(Extracted records)
** Begin **
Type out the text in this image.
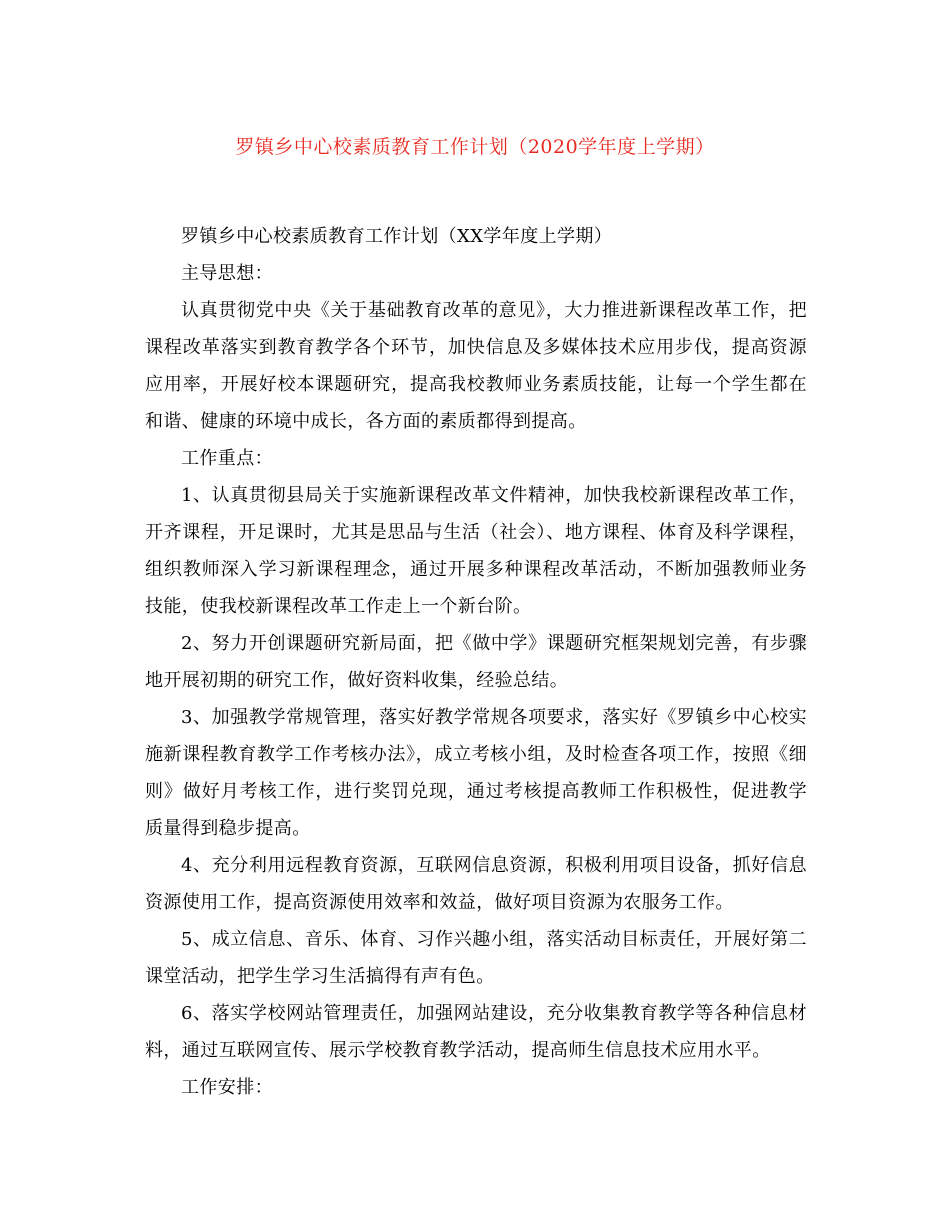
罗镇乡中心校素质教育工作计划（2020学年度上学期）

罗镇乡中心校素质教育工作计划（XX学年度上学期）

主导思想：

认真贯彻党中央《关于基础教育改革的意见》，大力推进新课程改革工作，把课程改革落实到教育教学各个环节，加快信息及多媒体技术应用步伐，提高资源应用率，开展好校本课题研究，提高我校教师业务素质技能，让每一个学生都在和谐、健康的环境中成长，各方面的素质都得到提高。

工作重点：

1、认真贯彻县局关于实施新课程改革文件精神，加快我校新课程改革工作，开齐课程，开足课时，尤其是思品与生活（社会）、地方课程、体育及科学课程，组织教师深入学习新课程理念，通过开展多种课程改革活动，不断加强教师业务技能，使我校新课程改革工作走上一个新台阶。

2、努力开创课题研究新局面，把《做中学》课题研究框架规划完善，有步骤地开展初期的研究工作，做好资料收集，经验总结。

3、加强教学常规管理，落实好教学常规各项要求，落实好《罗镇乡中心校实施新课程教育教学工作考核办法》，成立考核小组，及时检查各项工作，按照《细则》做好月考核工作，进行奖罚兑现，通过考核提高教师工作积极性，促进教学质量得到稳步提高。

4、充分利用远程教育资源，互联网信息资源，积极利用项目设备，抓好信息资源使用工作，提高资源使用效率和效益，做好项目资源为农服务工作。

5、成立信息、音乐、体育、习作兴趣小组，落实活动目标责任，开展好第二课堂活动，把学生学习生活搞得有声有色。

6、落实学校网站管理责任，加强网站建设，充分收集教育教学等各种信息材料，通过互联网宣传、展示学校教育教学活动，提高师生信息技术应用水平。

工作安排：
** End **
** Begin **
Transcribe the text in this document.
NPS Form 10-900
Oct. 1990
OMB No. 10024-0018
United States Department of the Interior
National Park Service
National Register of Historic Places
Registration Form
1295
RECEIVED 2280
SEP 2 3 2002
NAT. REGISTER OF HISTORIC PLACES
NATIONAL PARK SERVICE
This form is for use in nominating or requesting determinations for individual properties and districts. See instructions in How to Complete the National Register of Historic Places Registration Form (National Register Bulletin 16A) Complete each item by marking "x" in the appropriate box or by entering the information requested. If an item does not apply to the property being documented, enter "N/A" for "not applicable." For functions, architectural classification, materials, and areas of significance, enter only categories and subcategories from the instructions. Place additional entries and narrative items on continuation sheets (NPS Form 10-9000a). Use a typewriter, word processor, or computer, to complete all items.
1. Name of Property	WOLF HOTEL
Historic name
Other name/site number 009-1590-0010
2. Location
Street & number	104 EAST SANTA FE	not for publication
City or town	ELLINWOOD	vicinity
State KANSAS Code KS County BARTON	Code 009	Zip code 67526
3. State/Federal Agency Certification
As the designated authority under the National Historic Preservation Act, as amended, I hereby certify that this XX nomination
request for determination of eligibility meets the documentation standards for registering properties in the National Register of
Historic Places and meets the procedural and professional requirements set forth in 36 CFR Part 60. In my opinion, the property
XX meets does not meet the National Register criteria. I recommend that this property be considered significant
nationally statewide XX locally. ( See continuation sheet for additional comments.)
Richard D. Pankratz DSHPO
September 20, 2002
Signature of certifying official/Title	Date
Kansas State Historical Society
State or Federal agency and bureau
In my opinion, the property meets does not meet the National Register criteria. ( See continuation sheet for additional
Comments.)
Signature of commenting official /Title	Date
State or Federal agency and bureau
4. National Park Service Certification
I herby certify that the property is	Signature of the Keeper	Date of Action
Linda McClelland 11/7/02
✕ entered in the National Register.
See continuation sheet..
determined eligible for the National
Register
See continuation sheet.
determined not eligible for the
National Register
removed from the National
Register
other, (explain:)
** End **
** Begin **
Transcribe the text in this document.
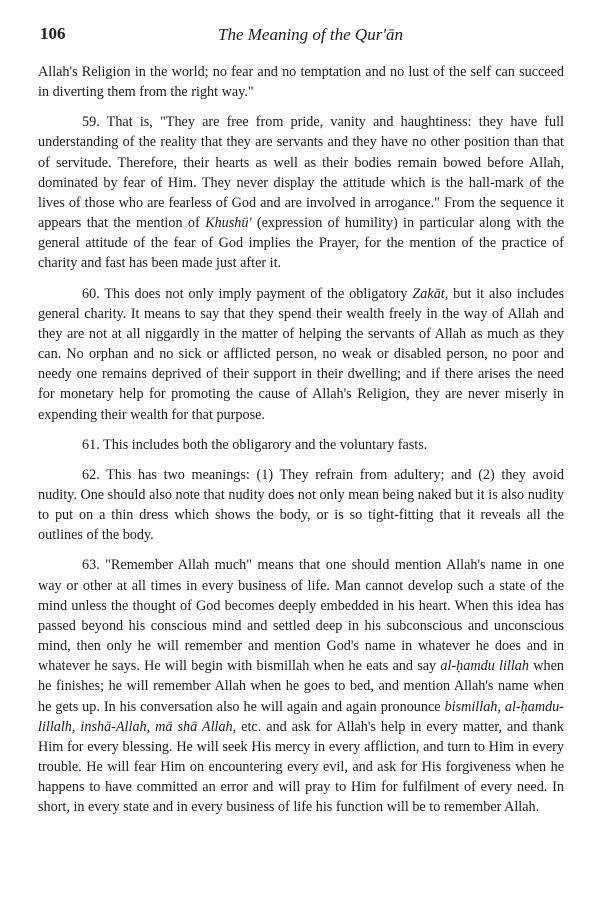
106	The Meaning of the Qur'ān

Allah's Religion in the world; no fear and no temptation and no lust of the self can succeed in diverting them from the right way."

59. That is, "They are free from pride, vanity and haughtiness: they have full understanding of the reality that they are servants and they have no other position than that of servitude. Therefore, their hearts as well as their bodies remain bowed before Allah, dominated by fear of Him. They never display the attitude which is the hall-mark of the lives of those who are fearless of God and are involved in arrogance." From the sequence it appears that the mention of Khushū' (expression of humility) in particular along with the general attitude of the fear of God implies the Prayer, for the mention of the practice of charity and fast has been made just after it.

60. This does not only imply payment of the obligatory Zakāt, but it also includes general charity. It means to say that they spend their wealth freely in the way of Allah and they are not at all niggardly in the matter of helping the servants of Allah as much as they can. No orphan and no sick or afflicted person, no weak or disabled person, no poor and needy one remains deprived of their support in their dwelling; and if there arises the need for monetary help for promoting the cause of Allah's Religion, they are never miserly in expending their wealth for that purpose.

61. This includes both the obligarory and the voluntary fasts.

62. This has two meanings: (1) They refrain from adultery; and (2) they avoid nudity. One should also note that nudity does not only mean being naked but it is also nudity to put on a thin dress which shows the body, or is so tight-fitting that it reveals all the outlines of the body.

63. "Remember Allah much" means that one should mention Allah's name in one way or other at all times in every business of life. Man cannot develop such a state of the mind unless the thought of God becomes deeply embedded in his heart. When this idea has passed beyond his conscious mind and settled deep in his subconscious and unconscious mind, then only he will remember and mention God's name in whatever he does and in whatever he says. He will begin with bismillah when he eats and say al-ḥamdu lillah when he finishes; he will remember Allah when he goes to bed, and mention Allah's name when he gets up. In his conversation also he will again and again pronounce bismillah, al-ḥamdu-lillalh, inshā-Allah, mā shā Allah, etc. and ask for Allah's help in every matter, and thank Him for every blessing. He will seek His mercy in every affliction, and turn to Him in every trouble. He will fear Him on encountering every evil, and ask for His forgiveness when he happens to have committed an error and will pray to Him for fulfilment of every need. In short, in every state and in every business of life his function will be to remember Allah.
** End **
Prompt ::
Collect each line holding the string "eligible".

Task solution ::
determined eligible for the National
determined not eligible for the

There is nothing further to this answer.